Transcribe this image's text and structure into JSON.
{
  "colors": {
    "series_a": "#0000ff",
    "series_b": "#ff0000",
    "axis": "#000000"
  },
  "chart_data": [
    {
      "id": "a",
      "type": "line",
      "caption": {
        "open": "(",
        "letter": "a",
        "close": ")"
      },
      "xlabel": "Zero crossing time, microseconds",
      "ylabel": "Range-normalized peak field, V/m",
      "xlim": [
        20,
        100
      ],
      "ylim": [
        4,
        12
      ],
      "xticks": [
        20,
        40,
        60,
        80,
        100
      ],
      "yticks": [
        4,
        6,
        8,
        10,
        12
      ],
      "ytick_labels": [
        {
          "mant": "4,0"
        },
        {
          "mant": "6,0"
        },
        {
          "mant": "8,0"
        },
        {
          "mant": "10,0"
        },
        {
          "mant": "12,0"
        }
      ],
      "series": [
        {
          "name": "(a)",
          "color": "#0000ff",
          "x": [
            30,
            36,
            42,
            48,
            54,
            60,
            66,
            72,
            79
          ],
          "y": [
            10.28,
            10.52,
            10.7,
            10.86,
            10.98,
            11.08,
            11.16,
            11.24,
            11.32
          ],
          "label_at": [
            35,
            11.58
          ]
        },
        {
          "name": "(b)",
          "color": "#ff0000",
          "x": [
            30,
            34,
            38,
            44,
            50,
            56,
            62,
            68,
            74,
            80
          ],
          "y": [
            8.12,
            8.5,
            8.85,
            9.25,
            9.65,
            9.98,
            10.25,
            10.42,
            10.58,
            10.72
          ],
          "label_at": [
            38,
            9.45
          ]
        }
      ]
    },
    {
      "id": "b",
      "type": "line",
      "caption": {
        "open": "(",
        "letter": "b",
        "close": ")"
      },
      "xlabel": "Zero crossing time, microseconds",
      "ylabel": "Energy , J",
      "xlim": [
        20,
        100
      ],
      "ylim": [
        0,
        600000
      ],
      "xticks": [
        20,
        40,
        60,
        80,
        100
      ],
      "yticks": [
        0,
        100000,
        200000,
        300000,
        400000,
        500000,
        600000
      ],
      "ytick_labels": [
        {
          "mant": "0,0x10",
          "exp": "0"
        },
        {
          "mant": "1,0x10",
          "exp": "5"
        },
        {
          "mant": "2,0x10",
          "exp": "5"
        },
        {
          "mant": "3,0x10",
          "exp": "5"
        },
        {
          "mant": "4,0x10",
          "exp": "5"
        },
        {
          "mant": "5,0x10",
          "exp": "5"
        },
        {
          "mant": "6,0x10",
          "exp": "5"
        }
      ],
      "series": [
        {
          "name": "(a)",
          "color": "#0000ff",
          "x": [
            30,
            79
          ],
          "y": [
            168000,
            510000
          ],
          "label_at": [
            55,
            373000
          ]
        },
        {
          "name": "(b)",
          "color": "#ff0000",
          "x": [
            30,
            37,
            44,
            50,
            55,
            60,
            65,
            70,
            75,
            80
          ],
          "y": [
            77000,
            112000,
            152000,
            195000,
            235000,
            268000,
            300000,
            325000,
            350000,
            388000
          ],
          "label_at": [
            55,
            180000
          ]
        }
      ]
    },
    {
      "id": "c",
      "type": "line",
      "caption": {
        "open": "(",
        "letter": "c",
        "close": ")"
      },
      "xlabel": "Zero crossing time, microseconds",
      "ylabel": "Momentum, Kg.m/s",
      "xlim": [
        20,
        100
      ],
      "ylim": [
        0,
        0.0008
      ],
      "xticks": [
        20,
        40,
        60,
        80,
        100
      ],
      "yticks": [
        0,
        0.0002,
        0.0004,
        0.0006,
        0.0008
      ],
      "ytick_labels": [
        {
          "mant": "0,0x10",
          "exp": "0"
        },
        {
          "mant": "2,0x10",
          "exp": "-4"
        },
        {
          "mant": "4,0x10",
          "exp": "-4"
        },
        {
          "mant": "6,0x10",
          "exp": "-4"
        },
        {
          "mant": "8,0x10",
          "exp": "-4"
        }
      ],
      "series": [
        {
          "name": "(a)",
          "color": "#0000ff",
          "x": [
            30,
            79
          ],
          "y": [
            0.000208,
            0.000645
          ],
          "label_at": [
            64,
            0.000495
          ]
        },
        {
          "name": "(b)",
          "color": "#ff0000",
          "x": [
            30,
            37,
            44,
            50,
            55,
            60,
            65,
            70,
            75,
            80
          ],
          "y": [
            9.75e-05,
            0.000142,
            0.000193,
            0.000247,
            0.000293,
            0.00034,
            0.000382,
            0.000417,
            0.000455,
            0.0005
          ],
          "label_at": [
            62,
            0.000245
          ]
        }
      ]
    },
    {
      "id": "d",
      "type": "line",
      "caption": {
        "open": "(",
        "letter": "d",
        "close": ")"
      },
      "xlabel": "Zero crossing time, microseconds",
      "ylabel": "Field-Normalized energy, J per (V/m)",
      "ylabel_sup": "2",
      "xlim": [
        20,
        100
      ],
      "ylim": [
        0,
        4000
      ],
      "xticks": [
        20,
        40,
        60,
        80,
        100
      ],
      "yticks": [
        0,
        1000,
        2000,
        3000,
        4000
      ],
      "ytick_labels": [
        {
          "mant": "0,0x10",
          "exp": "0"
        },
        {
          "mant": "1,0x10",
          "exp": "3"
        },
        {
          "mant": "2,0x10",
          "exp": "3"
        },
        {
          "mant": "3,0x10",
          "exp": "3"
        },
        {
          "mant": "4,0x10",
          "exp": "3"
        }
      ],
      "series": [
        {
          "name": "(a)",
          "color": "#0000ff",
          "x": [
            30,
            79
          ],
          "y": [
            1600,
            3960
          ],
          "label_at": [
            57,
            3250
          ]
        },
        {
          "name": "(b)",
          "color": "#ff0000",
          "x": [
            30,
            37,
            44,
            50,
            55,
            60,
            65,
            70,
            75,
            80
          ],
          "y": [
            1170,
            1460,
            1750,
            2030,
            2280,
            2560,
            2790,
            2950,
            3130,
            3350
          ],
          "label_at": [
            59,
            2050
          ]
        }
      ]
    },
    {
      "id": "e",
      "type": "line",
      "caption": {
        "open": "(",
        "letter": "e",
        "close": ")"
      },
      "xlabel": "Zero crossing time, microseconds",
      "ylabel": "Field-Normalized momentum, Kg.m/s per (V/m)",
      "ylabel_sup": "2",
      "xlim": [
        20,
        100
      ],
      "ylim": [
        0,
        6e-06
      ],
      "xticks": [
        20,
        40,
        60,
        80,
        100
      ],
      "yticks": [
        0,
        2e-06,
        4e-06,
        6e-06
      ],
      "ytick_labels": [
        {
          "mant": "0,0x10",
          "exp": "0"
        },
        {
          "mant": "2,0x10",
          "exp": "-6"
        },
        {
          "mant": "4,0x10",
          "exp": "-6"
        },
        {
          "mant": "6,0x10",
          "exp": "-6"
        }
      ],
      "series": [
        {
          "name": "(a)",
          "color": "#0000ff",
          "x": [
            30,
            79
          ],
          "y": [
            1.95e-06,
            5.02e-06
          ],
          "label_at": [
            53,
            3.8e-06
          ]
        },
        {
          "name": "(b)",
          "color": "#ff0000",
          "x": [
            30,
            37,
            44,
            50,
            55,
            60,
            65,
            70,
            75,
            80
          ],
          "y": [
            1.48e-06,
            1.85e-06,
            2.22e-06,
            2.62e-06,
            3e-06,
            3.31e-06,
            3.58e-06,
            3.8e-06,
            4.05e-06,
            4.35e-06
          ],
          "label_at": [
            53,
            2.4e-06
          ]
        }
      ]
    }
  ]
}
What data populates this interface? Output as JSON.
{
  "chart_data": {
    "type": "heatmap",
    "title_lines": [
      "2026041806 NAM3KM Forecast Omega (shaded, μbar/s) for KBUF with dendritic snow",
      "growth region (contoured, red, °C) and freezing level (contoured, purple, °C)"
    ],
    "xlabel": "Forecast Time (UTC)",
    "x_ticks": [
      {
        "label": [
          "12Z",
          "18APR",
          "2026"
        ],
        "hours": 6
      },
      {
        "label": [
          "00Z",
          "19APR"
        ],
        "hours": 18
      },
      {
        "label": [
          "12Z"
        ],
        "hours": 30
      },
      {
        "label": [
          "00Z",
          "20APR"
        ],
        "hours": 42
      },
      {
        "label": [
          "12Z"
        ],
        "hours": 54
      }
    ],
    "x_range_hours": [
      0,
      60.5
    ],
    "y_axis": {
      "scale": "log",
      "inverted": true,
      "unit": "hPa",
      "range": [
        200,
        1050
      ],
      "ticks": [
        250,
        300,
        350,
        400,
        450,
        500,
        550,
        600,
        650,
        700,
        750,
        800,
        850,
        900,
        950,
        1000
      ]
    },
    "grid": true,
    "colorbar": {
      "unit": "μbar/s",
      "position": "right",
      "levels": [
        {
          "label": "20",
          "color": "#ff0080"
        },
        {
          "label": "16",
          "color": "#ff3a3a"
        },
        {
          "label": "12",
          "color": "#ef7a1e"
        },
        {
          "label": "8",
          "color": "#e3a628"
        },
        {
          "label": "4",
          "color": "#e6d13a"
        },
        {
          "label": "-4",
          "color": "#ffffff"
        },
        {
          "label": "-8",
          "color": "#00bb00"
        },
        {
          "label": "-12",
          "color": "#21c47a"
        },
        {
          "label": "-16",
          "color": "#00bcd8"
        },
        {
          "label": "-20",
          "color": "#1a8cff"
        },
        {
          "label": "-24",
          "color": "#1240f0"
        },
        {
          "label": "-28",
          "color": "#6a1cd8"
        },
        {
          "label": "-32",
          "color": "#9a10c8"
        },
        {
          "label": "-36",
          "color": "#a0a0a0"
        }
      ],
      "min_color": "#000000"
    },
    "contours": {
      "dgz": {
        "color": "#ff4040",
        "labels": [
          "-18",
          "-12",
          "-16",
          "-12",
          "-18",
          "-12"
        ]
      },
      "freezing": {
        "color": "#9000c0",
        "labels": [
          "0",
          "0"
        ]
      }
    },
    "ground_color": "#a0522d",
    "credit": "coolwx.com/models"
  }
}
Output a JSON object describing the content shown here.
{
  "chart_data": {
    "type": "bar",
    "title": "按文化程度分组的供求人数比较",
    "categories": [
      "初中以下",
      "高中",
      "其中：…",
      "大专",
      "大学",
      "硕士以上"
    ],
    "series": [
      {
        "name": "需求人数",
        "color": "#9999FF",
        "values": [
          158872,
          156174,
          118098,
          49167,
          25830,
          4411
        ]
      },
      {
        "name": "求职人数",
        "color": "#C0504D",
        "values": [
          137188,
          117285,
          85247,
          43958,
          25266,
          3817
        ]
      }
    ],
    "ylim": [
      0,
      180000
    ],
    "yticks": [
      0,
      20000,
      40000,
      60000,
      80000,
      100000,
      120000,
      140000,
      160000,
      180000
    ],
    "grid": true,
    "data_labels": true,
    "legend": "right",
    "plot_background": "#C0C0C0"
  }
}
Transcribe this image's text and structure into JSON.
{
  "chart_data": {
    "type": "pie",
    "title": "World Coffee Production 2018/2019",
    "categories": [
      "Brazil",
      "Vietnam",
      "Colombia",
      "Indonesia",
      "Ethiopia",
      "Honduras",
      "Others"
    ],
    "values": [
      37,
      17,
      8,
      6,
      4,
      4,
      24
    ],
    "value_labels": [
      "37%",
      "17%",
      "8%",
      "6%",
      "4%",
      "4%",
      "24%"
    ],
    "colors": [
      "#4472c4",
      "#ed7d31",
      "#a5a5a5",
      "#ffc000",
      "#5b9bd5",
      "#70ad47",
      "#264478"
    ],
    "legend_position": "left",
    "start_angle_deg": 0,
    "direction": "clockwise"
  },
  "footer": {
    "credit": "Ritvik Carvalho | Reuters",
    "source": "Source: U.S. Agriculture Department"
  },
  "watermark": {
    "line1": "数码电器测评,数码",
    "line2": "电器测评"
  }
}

### Written instruction
Using the entries above, find all lines with "Forecast". Copy them.

### Written solution
      "2026041806 NAM3KM Forecast Omega (shaded, μbar/s) for KBUF with dendritic snow",
    "xlabel": "Forecast Time (UTC)",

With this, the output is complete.